_What is expected_
Output every entry exactly as written, but omit the pictures.

--- start Supplied entries ---

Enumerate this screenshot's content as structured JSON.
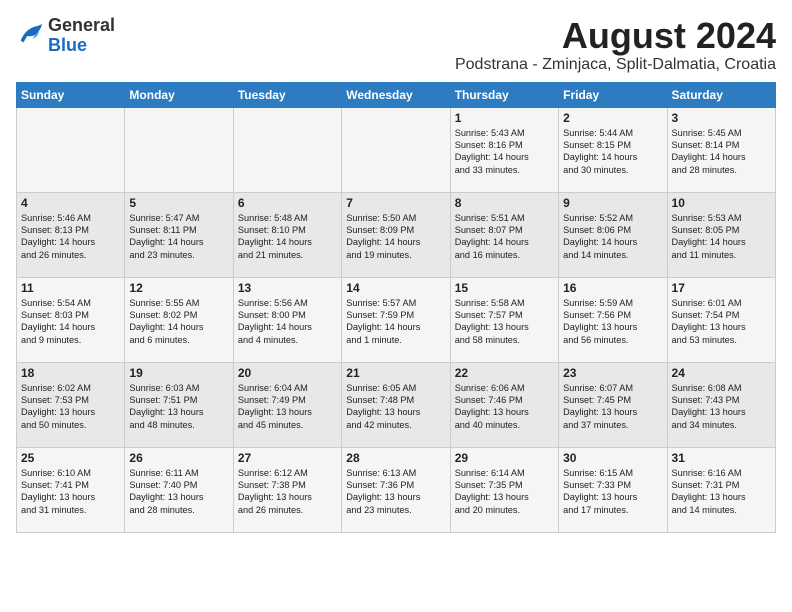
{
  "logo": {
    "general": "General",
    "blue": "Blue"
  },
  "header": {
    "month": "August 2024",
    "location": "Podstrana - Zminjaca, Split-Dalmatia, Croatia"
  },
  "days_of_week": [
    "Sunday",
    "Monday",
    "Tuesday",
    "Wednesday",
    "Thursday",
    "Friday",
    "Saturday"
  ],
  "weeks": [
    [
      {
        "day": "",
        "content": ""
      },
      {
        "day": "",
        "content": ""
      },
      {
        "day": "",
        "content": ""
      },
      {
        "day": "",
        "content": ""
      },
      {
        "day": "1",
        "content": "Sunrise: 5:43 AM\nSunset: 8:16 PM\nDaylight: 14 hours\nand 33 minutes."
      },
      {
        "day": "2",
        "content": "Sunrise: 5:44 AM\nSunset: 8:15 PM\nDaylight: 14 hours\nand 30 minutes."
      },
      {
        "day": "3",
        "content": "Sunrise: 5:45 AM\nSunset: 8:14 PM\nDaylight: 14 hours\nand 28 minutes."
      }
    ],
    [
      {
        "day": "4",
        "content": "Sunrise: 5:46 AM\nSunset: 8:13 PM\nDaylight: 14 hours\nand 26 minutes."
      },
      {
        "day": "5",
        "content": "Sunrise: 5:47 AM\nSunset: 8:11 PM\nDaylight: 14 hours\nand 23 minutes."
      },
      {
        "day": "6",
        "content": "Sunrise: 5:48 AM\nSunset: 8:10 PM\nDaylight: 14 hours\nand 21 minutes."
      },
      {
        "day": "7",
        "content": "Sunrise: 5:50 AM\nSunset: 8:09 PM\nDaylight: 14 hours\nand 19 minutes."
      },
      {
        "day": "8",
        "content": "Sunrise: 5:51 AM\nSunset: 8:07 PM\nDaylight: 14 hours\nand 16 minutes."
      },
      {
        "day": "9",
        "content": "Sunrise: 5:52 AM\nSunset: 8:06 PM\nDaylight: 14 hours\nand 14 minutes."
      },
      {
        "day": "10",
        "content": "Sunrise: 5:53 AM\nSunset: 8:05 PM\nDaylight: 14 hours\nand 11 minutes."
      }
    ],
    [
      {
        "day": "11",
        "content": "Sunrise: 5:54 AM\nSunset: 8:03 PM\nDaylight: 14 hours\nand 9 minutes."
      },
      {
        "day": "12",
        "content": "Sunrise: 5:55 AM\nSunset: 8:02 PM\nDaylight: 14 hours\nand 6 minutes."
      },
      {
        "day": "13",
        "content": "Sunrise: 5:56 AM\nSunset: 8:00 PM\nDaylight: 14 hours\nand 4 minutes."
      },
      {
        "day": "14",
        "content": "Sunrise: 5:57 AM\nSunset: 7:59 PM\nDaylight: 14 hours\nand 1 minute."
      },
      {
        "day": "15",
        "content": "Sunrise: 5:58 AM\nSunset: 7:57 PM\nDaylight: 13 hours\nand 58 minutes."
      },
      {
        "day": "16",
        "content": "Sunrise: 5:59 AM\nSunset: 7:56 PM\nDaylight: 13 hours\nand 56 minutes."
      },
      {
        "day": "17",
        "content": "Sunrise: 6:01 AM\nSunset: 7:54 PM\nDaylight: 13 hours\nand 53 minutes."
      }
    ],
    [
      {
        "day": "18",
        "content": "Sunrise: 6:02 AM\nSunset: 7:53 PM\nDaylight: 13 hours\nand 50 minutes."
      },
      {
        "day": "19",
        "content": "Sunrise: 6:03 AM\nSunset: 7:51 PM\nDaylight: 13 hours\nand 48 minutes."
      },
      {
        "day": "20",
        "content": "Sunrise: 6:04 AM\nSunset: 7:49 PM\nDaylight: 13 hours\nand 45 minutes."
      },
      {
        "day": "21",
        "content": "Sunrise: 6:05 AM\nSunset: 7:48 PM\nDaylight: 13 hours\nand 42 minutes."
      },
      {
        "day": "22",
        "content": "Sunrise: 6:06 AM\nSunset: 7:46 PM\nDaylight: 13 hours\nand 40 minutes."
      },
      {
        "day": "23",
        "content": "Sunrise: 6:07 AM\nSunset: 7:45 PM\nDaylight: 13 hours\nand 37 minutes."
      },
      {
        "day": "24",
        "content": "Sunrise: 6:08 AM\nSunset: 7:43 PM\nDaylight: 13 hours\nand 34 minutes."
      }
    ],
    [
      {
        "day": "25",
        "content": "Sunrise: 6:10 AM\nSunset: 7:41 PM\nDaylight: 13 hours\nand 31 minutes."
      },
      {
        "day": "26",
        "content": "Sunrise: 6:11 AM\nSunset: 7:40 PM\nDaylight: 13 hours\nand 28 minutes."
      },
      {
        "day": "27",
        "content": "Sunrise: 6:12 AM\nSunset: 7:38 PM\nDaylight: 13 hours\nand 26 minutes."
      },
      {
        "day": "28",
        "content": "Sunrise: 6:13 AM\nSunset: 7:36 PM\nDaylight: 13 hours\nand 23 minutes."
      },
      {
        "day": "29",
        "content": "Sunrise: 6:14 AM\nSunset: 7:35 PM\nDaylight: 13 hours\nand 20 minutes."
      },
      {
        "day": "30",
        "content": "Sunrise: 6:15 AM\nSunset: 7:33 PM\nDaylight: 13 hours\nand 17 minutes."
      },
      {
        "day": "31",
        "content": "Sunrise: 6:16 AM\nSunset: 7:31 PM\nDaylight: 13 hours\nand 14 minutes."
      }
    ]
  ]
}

--- end Supplied entries ---

_Finished answer_
Enumerate this screenshot's content as structured JSON.
{
  "logo": {
    "general": "General",
    "blue": "Blue"
  },
  "header": {
    "month": "August 2024",
    "location": "Podstrana - Zminjaca, Split-Dalmatia, Croatia"
  },
  "days_of_week": [
    "Sunday",
    "Monday",
    "Tuesday",
    "Wednesday",
    "Thursday",
    "Friday",
    "Saturday"
  ],
  "weeks": [
    [
      {
        "day": "",
        "content": ""
      },
      {
        "day": "",
        "content": ""
      },
      {
        "day": "",
        "content": ""
      },
      {
        "day": "",
        "content": ""
      },
      {
        "day": "1",
        "content": "Sunrise: 5:43 AM\nSunset: 8:16 PM\nDaylight: 14 hours\nand 33 minutes."
      },
      {
        "day": "2",
        "content": "Sunrise: 5:44 AM\nSunset: 8:15 PM\nDaylight: 14 hours\nand 30 minutes."
      },
      {
        "day": "3",
        "content": "Sunrise: 5:45 AM\nSunset: 8:14 PM\nDaylight: 14 hours\nand 28 minutes."
      }
    ],
    [
      {
        "day": "4",
        "content": "Sunrise: 5:46 AM\nSunset: 8:13 PM\nDaylight: 14 hours\nand 26 minutes."
      },
      {
        "day": "5",
        "content": "Sunrise: 5:47 AM\nSunset: 8:11 PM\nDaylight: 14 hours\nand 23 minutes."
      },
      {
        "day": "6",
        "content": "Sunrise: 5:48 AM\nSunset: 8:10 PM\nDaylight: 14 hours\nand 21 minutes."
      },
      {
        "day": "7",
        "content": "Sunrise: 5:50 AM\nSunset: 8:09 PM\nDaylight: 14 hours\nand 19 minutes."
      },
      {
        "day": "8",
        "content": "Sunrise: 5:51 AM\nSunset: 8:07 PM\nDaylight: 14 hours\nand 16 minutes."
      },
      {
        "day": "9",
        "content": "Sunrise: 5:52 AM\nSunset: 8:06 PM\nDaylight: 14 hours\nand 14 minutes."
      },
      {
        "day": "10",
        "content": "Sunrise: 5:53 AM\nSunset: 8:05 PM\nDaylight: 14 hours\nand 11 minutes."
      }
    ],
    [
      {
        "day": "11",
        "content": "Sunrise: 5:54 AM\nSunset: 8:03 PM\nDaylight: 14 hours\nand 9 minutes."
      },
      {
        "day": "12",
        "content": "Sunrise: 5:55 AM\nSunset: 8:02 PM\nDaylight: 14 hours\nand 6 minutes."
      },
      {
        "day": "13",
        "content": "Sunrise: 5:56 AM\nSunset: 8:00 PM\nDaylight: 14 hours\nand 4 minutes."
      },
      {
        "day": "14",
        "content": "Sunrise: 5:57 AM\nSunset: 7:59 PM\nDaylight: 14 hours\nand 1 minute."
      },
      {
        "day": "15",
        "content": "Sunrise: 5:58 AM\nSunset: 7:57 PM\nDaylight: 13 hours\nand 58 minutes."
      },
      {
        "day": "16",
        "content": "Sunrise: 5:59 AM\nSunset: 7:56 PM\nDaylight: 13 hours\nand 56 minutes."
      },
      {
        "day": "17",
        "content": "Sunrise: 6:01 AM\nSunset: 7:54 PM\nDaylight: 13 hours\nand 53 minutes."
      }
    ],
    [
      {
        "day": "18",
        "content": "Sunrise: 6:02 AM\nSunset: 7:53 PM\nDaylight: 13 hours\nand 50 minutes."
      },
      {
        "day": "19",
        "content": "Sunrise: 6:03 AM\nSunset: 7:51 PM\nDaylight: 13 hours\nand 48 minutes."
      },
      {
        "day": "20",
        "content": "Sunrise: 6:04 AM\nSunset: 7:49 PM\nDaylight: 13 hours\nand 45 minutes."
      },
      {
        "day": "21",
        "content": "Sunrise: 6:05 AM\nSunset: 7:48 PM\nDaylight: 13 hours\nand 42 minutes."
      },
      {
        "day": "22",
        "content": "Sunrise: 6:06 AM\nSunset: 7:46 PM\nDaylight: 13 hours\nand 40 minutes."
      },
      {
        "day": "23",
        "content": "Sunrise: 6:07 AM\nSunset: 7:45 PM\nDaylight: 13 hours\nand 37 minutes."
      },
      {
        "day": "24",
        "content": "Sunrise: 6:08 AM\nSunset: 7:43 PM\nDaylight: 13 hours\nand 34 minutes."
      }
    ],
    [
      {
        "day": "25",
        "content": "Sunrise: 6:10 AM\nSunset: 7:41 PM\nDaylight: 13 hours\nand 31 minutes."
      },
      {
        "day": "26",
        "content": "Sunrise: 6:11 AM\nSunset: 7:40 PM\nDaylight: 13 hours\nand 28 minutes."
      },
      {
        "day": "27",
        "content": "Sunrise: 6:12 AM\nSunset: 7:38 PM\nDaylight: 13 hours\nand 26 minutes."
      },
      {
        "day": "28",
        "content": "Sunrise: 6:13 AM\nSunset: 7:36 PM\nDaylight: 13 hours\nand 23 minutes."
      },
      {
        "day": "29",
        "content": "Sunrise: 6:14 AM\nSunset: 7:35 PM\nDaylight: 13 hours\nand 20 minutes."
      },
      {
        "day": "30",
        "content": "Sunrise: 6:15 AM\nSunset: 7:33 PM\nDaylight: 13 hours\nand 17 minutes."
      },
      {
        "day": "31",
        "content": "Sunrise: 6:16 AM\nSunset: 7:31 PM\nDaylight: 13 hours\nand 14 minutes."
      }
    ]
  ]
}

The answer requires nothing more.